DIRECTIVE 1
In the forum thread on timer division accuracy, how long had the poster's computer been up when the behavior appeared?

Maybe the reason why I'm only seeing this behavior now might be because my computer's uptime is now 16 days, so the value is larger than I'm used to?
So it does appear to be a division accuracy issue with large numbers, but that still doesn't explain why the division was still correct in the Watch window.
Does it use a higher-precision type than double for it's results?
Adion,
If you don't mind the performance hit, cast your QuadPart numbers to decimal instead of double before performing the division. Then cast the resulting number back to double.
You are correct about the size of the numbers. It throws off the accuracy of the floating point calculations.
For more about this than you probably ever wanted to know, see:
What Every Computer Scientist Should Know About Floating-Point Arithmetic
http://docs.sun.com/source/806-3568/ncg_goldberg.html
Thanks, using decimal would probably be a solution too.
For now I've taken a slightly different approach, which also works well, at least as long as my program doesn't run longer than a week or so without restarting.
I just remember the performance counter of when my program started, and subtract this from the current counter before converting to double and doing the division.
I'm not sure which solution would be fastest, I guess I'd have to benchmark that first.
bool perfTimerInitialized = false;
double timerPerformanceFrequencyDbl;
LARGE_INTEGER timerPerformanceFrequency;
LARGE_INTEGER timerPerformanceCounterStart;
double timeGetExactTime()
{
if (!perfTimerInitialized) {
QueryPerformanceFrequency(&timerPerformanceFrequency);
timerPerformanceFrequencyDbl = ((double)timerPerformanceFrequency.QuadPart) / 1000.0;
QueryPerformanceCounter(&timerPerformanceCounterStart);
perfTimerInitialized = true;
}
LARGE_INTEGER timerPerformanceCounter;
if (QueryPerformanceCounter(&timerPerformanceCounter)) {
timerPerformanceCounter.QuadPart -= timerPerformanceCounterStart.QuadPart;
return ((double)timerPerformanceCounter.QuadPart) / timerPerformanceFrequencyDbl;
}
return (double)timeGetTime();
}

GIVEN RECORDS
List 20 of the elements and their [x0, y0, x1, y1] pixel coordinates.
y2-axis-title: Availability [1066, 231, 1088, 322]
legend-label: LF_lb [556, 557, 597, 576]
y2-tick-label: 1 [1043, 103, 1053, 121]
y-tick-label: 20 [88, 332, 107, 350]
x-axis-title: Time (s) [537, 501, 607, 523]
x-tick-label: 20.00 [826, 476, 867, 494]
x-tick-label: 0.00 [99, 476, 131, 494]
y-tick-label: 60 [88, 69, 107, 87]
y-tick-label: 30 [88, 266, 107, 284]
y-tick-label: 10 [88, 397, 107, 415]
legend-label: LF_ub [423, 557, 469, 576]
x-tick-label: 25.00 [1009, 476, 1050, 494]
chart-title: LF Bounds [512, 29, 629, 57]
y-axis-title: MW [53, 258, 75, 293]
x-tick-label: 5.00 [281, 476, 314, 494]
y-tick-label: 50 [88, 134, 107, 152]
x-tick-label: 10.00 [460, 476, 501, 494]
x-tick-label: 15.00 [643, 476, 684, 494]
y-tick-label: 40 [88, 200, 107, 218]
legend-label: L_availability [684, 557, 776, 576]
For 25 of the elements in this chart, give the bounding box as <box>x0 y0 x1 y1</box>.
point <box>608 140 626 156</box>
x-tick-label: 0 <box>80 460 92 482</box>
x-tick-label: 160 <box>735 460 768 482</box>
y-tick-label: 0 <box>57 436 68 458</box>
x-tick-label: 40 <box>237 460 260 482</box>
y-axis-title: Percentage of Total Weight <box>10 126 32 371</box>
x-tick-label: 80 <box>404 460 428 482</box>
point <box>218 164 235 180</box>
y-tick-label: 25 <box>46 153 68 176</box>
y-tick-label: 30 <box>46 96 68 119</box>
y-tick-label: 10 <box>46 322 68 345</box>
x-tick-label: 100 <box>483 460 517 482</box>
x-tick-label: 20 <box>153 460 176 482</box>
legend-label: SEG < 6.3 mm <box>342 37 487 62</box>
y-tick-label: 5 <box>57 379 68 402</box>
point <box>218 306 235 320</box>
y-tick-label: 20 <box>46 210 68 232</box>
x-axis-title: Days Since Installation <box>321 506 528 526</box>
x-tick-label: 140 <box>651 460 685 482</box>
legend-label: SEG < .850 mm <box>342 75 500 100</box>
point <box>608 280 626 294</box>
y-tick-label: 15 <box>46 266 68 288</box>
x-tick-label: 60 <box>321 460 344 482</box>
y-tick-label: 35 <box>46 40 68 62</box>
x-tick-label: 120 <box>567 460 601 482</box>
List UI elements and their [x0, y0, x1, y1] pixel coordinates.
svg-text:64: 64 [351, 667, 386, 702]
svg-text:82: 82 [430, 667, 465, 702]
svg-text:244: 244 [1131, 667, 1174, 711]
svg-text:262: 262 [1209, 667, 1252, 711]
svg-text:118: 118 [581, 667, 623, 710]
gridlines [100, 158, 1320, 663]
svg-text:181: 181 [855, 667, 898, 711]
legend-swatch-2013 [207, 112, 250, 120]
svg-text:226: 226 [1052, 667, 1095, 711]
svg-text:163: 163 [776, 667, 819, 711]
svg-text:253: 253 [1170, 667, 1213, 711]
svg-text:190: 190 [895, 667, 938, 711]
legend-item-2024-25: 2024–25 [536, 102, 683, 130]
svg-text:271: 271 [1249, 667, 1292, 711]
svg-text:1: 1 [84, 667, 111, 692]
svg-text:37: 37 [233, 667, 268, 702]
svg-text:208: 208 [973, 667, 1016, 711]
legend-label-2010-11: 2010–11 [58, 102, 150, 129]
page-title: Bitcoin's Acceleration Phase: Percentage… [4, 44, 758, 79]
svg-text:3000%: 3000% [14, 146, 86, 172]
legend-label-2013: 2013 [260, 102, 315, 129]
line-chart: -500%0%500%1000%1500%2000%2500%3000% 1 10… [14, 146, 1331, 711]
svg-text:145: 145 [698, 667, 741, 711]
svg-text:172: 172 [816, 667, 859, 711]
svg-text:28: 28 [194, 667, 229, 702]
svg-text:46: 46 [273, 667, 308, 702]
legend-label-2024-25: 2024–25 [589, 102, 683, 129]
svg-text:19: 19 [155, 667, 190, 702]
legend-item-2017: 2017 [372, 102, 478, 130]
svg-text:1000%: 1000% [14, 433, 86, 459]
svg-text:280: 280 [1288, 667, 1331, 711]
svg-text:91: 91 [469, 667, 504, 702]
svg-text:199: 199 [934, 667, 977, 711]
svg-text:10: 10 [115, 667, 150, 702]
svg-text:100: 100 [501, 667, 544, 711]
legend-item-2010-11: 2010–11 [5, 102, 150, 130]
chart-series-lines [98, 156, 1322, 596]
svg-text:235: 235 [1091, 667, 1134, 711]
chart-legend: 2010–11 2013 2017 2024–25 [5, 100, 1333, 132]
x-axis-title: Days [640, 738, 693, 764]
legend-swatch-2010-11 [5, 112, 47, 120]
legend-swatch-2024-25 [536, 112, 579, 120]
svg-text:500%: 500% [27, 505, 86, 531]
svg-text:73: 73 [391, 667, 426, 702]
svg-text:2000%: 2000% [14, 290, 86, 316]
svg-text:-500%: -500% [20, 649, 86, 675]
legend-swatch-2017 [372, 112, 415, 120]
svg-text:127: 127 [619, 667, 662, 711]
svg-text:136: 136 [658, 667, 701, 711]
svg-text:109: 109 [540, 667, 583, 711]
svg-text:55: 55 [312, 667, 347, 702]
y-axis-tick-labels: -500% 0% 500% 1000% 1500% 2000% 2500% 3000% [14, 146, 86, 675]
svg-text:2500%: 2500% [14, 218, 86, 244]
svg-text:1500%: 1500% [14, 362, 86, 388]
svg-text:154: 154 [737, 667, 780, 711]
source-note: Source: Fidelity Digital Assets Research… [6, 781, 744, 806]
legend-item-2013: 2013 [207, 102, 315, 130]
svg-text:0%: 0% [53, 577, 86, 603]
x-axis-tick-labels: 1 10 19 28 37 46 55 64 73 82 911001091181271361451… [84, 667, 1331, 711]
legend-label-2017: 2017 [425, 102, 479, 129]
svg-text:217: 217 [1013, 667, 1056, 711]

DIRECTIVE 2
Return the records word for word, starting at their first line and ending after the line that contains "point <box>608 140 626 156</box>", with both of those lines included.

REPLY 1
16 days

REPLY 2
List 20 of the elements and their [x0, y0, x1, y1] pixel coordinates.
y2-axis-title: Availability [1066, 231, 1088, 322]
legend-label: LF_lb [556, 557, 597, 576]
y2-tick-label: 1 [1043, 103, 1053, 121]
y-tick-label: 20 [88, 332, 107, 350]
x-axis-title: Time (s) [537, 501, 607, 523]
x-tick-label: 20.00 [826, 476, 867, 494]
x-tick-label: 0.00 [99, 476, 131, 494]
y-tick-label: 60 [88, 69, 107, 87]
y-tick-label: 30 [88, 266, 107, 284]
y-tick-label: 10 [88, 397, 107, 415]
legend-label: LF_ub [423, 557, 469, 576]
x-tick-label: 25.00 [1009, 476, 1050, 494]
chart-title: LF Bounds [512, 29, 629, 57]
y-axis-title: MW [53, 258, 75, 293]
x-tick-label: 5.00 [281, 476, 314, 494]
y-tick-label: 50 [88, 134, 107, 152]
x-tick-label: 10.00 [460, 476, 501, 494]
x-tick-label: 15.00 [643, 476, 684, 494]
y-tick-label: 40 [88, 200, 107, 218]
legend-label: L_availability [684, 557, 776, 576]
For 25 of the elements in this chart, give the bounding box as <box>x0 y0 x1 y1</box>.
point <box>608 140 626 156</box>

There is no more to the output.